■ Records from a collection
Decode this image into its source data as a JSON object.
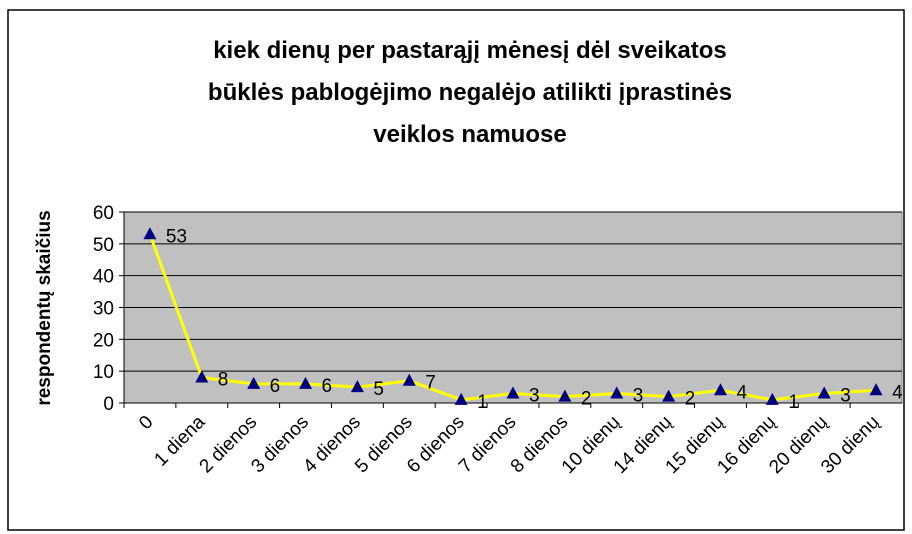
{
  "chart_data": {
    "type": "line",
    "title": [
      "kiek dienų per pastarąjį mėnesį dėl sveikatos",
      "būklės pablogėjimo negalėjo atilikti įprastinės",
      "veiklos namuose"
    ],
    "y_label": "respondentų skaičius",
    "categories": [
      "0",
      "1 diena",
      "2 dienos",
      "3 dienos",
      "4 dienos",
      "5 dienos",
      "6 dienos",
      "7 dienos",
      "8 dienos",
      "10 dienų",
      "14 dienų",
      "15 dienų",
      "16 dienų",
      "20 dienų",
      "30 dienų"
    ],
    "series": [
      {
        "color": "#ffff00",
        "marker_color": "#000080",
        "values": [
          53,
          8,
          6,
          6,
          5,
          7,
          1,
          3,
          2,
          3,
          2,
          4,
          1,
          3,
          4
        ]
      }
    ],
    "ylim": [
      0,
      60
    ],
    "yticks": [
      0,
      10,
      20,
      30,
      40,
      50,
      60
    ],
    "grid": true,
    "plot_background": "#c0c0c0"
  }
}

■ Your instructions
Copy every line above that includes the string "dienų".

■ Exercise answer
      "kiek dienų per pastarąjį mėnesį dėl sveikatos",
      "10 dienų",
      "14 dienų",
      "15 dienų",
      "16 dienų",
      "20 dienų",
      "30 dienų"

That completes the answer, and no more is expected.